Brief
How many lines hold the string "کنید"? Reply with the number alone.

Supplied records
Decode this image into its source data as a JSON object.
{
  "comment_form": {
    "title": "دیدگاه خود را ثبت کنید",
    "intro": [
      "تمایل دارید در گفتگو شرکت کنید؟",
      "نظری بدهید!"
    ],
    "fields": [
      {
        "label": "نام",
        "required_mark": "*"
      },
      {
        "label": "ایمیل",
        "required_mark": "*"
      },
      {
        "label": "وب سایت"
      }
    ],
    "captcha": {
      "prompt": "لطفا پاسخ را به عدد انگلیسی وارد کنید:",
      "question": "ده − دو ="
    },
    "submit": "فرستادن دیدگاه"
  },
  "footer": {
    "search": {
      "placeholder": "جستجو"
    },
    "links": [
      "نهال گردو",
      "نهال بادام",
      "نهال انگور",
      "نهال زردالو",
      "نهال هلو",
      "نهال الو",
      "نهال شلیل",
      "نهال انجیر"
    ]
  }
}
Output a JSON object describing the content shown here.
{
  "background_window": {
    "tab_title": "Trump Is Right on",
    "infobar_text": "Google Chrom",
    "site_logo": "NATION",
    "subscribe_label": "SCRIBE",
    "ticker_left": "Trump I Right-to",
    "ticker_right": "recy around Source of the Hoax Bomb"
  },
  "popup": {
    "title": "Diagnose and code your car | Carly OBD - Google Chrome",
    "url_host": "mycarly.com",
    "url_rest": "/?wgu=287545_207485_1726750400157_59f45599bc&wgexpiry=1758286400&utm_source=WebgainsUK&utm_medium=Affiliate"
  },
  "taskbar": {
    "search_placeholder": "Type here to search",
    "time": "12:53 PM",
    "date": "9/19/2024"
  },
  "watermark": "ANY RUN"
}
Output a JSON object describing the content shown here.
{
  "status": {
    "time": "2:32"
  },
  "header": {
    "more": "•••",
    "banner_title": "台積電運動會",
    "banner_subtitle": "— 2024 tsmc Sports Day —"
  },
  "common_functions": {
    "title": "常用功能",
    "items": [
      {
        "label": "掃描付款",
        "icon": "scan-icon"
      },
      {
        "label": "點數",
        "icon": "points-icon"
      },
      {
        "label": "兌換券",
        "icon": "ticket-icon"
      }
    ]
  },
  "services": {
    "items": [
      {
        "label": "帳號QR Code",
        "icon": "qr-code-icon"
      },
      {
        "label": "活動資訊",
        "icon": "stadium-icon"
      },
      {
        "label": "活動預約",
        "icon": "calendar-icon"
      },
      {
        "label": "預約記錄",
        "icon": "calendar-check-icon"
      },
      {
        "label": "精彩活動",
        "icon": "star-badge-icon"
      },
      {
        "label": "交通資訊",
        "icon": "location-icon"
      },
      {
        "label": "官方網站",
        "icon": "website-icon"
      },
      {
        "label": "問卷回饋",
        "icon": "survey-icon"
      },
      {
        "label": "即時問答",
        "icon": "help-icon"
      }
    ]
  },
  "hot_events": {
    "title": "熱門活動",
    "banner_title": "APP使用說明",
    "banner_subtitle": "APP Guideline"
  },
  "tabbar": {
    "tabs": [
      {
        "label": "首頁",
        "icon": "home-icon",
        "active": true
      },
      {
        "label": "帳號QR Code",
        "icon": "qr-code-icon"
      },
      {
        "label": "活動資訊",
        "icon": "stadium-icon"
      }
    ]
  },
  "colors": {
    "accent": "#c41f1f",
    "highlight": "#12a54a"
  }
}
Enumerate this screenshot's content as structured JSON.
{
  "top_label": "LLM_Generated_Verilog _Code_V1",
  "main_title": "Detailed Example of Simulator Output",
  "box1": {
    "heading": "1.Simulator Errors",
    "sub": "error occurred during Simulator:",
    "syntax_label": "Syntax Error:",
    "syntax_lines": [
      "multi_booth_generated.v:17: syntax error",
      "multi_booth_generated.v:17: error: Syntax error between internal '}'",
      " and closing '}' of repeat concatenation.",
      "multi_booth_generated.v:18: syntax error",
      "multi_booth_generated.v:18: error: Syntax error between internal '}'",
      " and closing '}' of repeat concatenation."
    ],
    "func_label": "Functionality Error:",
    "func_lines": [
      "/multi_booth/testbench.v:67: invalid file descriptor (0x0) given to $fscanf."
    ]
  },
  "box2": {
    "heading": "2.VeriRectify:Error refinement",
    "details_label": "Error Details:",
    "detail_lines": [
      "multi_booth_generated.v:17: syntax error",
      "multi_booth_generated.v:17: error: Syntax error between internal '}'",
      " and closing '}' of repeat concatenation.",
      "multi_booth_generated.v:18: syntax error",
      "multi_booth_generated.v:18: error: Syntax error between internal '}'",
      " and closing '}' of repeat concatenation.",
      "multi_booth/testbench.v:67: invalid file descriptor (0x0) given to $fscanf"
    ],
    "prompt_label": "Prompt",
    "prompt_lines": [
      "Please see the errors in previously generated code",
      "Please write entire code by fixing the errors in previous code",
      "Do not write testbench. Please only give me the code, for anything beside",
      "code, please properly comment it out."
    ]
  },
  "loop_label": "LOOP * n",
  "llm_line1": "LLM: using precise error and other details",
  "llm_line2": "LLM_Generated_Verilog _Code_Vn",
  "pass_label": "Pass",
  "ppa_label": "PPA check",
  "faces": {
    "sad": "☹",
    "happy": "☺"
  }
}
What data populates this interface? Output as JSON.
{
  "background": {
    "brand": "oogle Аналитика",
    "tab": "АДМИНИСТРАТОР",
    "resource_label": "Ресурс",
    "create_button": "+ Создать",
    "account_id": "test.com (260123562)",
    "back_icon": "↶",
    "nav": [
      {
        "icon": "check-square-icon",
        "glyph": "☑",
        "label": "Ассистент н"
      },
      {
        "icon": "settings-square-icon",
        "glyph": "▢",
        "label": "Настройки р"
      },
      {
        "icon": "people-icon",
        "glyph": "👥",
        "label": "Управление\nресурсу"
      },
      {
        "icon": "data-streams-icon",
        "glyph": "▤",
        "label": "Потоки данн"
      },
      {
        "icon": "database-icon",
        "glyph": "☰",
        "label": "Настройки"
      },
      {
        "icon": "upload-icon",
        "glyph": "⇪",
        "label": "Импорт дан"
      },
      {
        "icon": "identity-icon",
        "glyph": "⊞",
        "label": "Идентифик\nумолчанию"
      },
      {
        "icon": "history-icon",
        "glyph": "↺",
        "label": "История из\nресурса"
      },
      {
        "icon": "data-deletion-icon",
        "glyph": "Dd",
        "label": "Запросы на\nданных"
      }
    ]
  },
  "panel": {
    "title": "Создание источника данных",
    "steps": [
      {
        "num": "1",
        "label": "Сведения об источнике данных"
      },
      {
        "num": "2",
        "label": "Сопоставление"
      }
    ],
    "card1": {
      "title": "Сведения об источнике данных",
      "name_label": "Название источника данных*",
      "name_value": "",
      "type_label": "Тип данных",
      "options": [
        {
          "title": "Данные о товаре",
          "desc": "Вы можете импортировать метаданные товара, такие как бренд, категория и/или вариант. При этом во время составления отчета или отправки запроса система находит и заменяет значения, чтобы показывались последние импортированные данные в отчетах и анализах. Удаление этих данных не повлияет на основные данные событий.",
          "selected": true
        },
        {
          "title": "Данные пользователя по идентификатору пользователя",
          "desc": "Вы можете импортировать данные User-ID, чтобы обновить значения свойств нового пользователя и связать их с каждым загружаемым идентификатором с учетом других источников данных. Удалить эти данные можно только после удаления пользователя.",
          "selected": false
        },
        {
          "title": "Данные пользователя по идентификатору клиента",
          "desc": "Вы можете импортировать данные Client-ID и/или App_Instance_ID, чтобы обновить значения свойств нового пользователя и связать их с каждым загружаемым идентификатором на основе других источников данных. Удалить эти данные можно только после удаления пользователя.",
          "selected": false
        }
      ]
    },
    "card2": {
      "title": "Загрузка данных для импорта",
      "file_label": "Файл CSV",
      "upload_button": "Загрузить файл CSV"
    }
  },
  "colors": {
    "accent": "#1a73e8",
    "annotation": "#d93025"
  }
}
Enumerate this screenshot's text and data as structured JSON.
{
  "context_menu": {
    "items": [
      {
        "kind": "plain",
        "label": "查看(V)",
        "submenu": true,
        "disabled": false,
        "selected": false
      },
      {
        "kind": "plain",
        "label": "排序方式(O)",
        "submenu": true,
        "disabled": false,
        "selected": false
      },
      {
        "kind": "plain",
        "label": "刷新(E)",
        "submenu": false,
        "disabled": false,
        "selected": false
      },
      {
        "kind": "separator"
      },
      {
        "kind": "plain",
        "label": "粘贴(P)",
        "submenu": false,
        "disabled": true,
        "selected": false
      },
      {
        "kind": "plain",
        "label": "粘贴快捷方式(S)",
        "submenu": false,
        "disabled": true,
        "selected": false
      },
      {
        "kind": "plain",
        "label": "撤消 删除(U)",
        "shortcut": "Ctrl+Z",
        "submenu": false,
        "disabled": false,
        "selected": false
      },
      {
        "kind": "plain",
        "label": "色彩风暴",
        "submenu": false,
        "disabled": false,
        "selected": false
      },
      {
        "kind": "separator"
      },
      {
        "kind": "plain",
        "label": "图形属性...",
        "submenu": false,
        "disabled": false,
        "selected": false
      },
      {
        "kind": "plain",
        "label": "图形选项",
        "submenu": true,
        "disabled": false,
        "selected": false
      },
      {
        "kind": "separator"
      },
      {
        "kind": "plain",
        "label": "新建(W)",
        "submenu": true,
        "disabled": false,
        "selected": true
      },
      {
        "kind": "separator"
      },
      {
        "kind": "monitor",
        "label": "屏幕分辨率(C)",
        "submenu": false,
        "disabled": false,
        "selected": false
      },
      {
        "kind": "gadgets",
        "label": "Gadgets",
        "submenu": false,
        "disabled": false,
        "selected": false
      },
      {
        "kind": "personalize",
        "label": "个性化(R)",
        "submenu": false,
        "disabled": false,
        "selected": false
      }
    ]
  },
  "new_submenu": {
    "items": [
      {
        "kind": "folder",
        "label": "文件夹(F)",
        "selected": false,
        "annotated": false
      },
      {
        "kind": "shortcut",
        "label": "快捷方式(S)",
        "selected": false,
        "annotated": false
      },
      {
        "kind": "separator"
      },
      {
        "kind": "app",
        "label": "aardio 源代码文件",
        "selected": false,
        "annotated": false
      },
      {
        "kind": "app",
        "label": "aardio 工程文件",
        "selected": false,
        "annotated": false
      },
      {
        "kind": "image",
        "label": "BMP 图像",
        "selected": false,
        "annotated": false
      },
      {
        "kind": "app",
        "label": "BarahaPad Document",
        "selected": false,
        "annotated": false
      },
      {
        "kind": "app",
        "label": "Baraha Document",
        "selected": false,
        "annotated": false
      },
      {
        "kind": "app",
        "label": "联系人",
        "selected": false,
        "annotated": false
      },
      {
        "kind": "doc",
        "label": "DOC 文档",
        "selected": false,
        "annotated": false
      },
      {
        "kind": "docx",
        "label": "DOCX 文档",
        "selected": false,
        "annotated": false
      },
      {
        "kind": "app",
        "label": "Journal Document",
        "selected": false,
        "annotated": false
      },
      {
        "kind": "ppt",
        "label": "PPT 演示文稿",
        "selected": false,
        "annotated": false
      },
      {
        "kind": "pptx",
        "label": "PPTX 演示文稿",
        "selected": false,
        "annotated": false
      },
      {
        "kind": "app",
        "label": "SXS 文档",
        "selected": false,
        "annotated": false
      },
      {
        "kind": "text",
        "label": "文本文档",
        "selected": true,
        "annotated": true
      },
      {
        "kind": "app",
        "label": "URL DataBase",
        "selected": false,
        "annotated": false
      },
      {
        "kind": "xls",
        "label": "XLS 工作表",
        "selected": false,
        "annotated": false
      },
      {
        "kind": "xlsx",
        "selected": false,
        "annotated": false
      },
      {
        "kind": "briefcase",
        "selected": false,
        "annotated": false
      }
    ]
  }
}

Exercise answer
3